Extracted records:
☆ ☆ ☆ ☆

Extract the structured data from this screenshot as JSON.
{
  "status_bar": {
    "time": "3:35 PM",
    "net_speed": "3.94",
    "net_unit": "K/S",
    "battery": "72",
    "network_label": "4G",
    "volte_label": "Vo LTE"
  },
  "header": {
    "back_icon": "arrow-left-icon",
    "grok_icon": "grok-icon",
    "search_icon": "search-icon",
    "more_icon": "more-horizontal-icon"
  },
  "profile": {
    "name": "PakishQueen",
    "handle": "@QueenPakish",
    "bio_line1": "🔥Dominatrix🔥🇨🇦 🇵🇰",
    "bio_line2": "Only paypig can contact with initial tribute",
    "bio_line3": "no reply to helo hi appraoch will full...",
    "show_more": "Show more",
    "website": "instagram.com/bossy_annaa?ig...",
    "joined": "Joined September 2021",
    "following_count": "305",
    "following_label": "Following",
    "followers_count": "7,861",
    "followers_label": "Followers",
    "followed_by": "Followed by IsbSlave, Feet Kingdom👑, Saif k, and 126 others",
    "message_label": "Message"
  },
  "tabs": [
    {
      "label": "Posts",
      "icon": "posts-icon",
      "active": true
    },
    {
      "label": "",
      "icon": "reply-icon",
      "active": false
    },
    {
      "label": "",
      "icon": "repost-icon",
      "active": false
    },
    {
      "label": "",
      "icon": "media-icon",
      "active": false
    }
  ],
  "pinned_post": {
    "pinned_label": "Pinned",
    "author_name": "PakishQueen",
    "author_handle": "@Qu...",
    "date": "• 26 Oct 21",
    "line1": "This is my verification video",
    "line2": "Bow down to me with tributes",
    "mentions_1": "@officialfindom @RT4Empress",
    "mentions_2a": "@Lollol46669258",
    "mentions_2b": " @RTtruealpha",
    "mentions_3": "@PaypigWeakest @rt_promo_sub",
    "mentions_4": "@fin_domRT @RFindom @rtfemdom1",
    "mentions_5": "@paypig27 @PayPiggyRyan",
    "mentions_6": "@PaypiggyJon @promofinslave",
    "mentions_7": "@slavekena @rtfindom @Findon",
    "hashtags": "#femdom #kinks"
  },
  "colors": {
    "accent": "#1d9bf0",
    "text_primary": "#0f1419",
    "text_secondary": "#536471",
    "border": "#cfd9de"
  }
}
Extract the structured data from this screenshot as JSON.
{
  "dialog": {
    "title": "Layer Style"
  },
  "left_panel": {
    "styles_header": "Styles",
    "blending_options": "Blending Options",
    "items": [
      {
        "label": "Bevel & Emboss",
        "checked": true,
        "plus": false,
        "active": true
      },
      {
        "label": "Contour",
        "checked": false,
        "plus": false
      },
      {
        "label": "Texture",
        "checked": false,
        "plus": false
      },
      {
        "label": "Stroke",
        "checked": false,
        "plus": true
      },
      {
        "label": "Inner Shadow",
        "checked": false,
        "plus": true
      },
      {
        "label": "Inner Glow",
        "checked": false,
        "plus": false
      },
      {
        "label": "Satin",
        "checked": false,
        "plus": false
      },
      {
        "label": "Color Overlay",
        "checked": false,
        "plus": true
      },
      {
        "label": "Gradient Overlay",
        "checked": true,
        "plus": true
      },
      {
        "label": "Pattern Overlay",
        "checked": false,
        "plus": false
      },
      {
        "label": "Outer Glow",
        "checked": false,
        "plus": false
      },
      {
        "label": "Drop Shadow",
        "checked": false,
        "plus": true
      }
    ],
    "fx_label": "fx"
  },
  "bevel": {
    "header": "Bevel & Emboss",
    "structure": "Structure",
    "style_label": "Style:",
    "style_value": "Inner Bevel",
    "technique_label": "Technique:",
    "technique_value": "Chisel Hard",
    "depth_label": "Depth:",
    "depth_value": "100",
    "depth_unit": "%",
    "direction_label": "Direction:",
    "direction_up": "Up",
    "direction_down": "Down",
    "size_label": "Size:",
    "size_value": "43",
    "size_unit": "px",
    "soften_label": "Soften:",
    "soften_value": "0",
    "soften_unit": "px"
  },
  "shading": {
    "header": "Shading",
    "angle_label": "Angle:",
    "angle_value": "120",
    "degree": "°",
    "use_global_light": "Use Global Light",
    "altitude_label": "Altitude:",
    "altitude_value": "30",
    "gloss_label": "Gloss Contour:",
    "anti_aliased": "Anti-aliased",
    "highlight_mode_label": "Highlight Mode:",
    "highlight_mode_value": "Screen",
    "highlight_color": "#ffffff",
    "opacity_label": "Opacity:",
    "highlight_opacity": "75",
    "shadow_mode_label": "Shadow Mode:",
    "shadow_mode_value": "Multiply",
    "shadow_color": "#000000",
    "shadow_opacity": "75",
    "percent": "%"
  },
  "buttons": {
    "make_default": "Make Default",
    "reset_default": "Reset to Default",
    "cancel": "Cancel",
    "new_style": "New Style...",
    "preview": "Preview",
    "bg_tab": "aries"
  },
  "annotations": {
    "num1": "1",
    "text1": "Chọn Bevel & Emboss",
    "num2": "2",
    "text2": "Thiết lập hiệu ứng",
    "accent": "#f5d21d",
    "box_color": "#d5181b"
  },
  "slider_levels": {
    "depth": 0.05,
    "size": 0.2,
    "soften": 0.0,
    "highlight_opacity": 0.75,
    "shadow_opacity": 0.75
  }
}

☆ ☆ ☆ ☆

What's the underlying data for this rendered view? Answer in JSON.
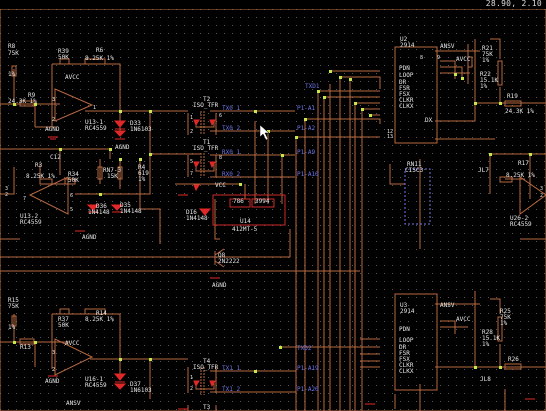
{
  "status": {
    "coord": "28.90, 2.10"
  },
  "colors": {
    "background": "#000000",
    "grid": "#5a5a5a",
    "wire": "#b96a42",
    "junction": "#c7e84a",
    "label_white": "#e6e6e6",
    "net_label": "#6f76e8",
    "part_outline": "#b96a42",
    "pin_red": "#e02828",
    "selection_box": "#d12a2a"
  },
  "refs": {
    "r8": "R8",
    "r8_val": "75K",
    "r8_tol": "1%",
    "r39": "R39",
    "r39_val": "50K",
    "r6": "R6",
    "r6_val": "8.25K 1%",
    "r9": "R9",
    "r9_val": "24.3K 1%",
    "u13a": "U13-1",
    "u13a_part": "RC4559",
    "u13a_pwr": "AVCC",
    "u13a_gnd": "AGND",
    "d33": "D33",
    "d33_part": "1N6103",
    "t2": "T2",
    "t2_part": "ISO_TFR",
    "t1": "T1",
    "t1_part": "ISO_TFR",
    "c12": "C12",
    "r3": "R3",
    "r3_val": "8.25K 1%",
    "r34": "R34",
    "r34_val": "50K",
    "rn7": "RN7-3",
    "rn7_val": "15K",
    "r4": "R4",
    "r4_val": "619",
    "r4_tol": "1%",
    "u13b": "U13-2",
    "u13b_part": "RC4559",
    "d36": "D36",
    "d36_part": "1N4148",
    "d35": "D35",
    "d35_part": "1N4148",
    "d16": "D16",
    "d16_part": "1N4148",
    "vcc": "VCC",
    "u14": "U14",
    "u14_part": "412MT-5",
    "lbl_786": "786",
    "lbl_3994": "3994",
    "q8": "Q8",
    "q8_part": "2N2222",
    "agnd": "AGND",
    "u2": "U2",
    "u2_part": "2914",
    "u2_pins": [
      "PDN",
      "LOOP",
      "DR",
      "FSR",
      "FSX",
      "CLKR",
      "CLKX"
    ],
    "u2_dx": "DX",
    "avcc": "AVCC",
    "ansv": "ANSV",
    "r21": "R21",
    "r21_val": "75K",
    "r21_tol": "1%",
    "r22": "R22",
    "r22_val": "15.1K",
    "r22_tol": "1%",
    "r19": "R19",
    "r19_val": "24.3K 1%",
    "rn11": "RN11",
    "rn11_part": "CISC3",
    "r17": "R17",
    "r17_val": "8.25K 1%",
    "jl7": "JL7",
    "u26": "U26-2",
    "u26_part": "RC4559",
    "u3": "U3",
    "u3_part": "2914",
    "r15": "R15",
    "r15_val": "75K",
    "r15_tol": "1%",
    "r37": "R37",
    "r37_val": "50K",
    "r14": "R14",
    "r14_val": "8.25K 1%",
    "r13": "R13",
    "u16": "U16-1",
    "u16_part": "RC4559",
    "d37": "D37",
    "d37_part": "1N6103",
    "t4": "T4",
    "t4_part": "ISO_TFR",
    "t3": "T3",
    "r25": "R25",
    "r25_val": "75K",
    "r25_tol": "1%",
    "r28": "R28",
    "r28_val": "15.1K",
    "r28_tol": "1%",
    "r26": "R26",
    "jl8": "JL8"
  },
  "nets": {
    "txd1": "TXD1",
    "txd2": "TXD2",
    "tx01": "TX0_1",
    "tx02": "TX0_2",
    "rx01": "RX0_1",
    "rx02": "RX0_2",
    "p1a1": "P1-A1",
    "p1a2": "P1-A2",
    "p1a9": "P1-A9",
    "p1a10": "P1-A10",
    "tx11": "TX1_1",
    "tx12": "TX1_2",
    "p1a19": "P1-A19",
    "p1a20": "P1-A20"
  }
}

☆ ☆ ☆ ☆

**What is being asked**
Respond with nothing but the number of lines in the entries that contain the string "Default".

**The result**
2